### [Task directions]
Tally the lines of the listing that contain the string "qabilalarning". Give the number and nothing else.

### [Source data]

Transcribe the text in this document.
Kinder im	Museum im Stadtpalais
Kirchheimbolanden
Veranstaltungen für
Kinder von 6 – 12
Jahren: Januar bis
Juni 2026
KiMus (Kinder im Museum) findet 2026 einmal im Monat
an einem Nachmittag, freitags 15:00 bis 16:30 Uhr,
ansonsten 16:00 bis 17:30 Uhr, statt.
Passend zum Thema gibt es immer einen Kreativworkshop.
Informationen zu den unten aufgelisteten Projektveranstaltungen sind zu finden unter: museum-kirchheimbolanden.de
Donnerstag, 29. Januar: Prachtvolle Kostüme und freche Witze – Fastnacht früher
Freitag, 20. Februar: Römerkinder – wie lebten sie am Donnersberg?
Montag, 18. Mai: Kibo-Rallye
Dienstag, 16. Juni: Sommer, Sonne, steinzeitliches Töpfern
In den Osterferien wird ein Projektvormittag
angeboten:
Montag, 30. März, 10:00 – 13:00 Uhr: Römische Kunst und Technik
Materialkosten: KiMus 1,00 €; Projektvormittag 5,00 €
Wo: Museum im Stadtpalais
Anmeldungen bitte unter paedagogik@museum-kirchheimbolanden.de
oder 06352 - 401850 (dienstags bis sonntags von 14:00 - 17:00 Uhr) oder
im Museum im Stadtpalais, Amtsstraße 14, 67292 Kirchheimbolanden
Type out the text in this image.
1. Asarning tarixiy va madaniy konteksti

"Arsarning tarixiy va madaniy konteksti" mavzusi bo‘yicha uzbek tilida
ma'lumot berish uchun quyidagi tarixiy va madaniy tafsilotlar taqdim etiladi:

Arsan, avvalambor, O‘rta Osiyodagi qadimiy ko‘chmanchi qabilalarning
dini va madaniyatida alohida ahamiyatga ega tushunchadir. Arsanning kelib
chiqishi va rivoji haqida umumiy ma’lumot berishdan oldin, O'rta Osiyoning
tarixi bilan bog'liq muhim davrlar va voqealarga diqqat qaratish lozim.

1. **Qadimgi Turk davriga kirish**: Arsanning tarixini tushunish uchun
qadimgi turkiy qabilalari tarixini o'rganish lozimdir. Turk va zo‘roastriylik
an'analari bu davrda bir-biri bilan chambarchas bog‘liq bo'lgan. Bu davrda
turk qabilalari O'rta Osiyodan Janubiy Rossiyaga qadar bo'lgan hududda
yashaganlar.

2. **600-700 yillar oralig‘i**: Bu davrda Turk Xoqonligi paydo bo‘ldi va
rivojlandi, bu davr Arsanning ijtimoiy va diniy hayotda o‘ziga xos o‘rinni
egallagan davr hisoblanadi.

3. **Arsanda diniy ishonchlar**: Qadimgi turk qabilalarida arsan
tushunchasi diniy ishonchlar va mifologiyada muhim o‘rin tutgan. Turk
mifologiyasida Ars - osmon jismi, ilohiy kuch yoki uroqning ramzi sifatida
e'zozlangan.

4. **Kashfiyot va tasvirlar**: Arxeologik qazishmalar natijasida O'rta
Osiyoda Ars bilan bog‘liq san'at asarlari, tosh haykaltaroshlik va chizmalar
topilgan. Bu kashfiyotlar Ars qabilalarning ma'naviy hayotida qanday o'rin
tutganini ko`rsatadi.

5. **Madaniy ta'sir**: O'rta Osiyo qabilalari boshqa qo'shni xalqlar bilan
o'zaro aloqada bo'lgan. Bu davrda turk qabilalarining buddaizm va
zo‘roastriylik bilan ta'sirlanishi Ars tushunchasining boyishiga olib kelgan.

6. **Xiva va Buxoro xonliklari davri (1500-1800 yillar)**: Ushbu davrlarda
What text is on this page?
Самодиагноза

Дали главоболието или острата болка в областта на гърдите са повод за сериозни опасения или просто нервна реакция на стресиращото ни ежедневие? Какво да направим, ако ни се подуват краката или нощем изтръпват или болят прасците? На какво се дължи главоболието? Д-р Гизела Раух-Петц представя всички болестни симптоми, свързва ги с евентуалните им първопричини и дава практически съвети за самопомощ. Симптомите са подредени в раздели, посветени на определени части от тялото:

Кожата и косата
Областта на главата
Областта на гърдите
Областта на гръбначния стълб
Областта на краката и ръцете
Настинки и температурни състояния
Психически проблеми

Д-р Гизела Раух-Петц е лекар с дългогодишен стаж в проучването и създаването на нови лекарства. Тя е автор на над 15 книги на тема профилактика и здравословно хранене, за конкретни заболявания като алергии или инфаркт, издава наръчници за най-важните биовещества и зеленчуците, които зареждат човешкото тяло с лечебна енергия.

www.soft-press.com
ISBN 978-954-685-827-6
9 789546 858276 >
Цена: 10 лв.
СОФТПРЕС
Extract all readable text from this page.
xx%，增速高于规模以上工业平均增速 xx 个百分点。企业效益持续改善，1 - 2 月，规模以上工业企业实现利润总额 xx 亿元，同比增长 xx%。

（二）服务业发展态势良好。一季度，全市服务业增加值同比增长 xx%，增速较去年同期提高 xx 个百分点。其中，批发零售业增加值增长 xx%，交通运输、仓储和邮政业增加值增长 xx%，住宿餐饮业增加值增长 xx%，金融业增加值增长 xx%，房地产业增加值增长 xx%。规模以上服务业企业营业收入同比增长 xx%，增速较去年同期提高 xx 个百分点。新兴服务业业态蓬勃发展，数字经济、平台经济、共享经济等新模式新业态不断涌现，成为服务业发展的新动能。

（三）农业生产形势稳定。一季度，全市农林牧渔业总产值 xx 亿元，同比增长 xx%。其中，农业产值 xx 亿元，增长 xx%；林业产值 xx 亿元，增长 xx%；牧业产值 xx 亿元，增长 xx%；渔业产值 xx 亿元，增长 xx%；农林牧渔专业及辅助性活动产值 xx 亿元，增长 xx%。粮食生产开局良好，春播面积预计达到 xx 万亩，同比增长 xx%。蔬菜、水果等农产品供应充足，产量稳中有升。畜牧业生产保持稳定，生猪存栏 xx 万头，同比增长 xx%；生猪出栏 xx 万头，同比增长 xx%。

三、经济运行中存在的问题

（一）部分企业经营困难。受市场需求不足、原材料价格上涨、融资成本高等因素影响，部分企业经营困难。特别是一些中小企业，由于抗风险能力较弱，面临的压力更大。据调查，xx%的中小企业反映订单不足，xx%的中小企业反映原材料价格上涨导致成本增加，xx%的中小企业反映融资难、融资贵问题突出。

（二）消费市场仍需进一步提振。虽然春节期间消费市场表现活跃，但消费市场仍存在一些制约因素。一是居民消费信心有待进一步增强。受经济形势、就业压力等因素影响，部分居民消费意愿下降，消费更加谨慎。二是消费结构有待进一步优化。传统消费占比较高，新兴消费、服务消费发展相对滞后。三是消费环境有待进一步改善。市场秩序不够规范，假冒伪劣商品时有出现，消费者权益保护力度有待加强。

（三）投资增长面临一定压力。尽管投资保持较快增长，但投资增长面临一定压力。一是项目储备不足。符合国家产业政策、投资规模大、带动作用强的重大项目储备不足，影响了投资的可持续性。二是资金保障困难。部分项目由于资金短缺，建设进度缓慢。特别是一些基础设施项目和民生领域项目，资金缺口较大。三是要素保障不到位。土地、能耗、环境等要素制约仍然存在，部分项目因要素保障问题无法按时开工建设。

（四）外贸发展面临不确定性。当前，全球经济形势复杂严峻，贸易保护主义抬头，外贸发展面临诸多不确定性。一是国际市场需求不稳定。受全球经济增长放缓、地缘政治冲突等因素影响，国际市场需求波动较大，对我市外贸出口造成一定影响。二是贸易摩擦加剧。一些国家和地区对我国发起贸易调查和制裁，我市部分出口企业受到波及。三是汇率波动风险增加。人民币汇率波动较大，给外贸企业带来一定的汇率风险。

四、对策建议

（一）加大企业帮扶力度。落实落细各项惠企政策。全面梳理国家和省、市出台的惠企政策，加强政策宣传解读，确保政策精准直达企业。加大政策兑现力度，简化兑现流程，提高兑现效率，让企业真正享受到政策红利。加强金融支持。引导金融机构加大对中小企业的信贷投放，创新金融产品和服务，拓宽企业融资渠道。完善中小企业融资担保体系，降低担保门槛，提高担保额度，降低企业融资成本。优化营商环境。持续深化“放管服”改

### [Output for this task]
2